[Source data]
■ ■ ■ ■
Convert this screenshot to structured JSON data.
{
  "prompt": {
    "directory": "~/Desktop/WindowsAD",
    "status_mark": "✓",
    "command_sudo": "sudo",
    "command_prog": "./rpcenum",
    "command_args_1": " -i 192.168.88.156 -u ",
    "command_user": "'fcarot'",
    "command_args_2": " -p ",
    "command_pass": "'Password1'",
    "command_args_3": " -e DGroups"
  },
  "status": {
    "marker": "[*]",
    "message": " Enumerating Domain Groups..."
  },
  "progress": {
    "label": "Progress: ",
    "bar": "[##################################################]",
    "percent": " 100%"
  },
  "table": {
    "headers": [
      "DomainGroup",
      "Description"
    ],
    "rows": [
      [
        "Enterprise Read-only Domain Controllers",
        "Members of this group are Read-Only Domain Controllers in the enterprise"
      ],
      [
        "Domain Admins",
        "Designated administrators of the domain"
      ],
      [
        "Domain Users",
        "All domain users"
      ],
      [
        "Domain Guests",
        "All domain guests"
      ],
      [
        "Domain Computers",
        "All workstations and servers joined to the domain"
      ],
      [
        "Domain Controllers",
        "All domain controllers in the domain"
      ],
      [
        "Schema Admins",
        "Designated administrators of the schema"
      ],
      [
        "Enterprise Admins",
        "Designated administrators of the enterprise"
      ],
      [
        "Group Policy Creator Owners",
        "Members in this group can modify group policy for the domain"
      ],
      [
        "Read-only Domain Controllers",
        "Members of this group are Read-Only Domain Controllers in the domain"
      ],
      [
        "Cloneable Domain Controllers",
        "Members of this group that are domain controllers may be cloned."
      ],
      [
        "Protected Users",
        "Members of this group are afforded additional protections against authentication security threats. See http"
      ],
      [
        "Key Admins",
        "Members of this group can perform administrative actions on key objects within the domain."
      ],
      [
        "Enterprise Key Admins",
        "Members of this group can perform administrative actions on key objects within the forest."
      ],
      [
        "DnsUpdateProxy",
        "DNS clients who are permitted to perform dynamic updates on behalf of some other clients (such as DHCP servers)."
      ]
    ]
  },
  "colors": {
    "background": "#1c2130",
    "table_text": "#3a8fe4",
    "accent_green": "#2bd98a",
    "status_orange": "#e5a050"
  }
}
■ ■ ■ ■
* Written exercise
Each line of the listing above should be output exactly.

* Expected answer
Convert this screenshot to structured JSON data.
{
  "prompt": {
    "directory": "~/Desktop/WindowsAD",
    "status_mark": "✓",
    "command_sudo": "sudo",
    "command_prog": "./rpcenum",
    "command_args_1": " -i 192.168.88.156 -u ",
    "command_user": "'fcarot'",
    "command_args_2": " -p ",
    "command_pass": "'Password1'",
    "command_args_3": " -e DGroups"
  },
  "status": {
    "marker": "[*]",
    "message": " Enumerating Domain Groups..."
  },
  "progress": {
    "label": "Progress: ",
    "bar": "[##################################################]",
    "percent": " 100%"
  },
  "table": {
    "headers": [
      "DomainGroup",
      "Description"
    ],
    "rows": [
      [
        "Enterprise Read-only Domain Controllers",
        "Members of this group are Read-Only Domain Controllers in the enterprise"
      ],
      [
        "Domain Admins",
        "Designated administrators of the domain"
      ],
      [
        "Domain Users",
        "All domain users"
      ],
      [
        "Domain Guests",
        "All domain guests"
      ],
      [
        "Domain Computers",
        "All workstations and servers joined to the domain"
      ],
      [
        "Domain Controllers",
        "All domain controllers in the domain"
      ],
      [
        "Schema Admins",
        "Designated administrators of the schema"
      ],
      [
        "Enterprise Admins",
        "Designated administrators of the enterprise"
      ],
      [
        "Group Policy Creator Owners",
        "Members in this group can modify group policy for the domain"
      ],
      [
        "Read-only Domain Controllers",
        "Members of this group are Read-Only Domain Controllers in the domain"
      ],
      [
        "Cloneable Domain Controllers",
        "Members of this group that are domain controllers may be cloned."
      ],
      [
        "Protected Users",
        "Members of this group are afforded additional protections against authentication security threats. See http"
      ],
      [
        "Key Admins",
        "Members of this group can perform administrative actions on key objects within the domain."
      ],
      [
        "Enterprise Key Admins",
        "Members of this group can perform administrative actions on key objects within the forest."
      ],
      [
        "DnsUpdateProxy",
        "DNS clients who are permitted to perform dynamic updates on behalf of some other clients (such as DHCP servers)."
      ]
    ]
  },
  "colors": {
    "background": "#1c2130",
    "table_text": "#3a8fe4",
    "accent_green": "#2bd98a",
    "status_orange": "#e5a050"
  }
}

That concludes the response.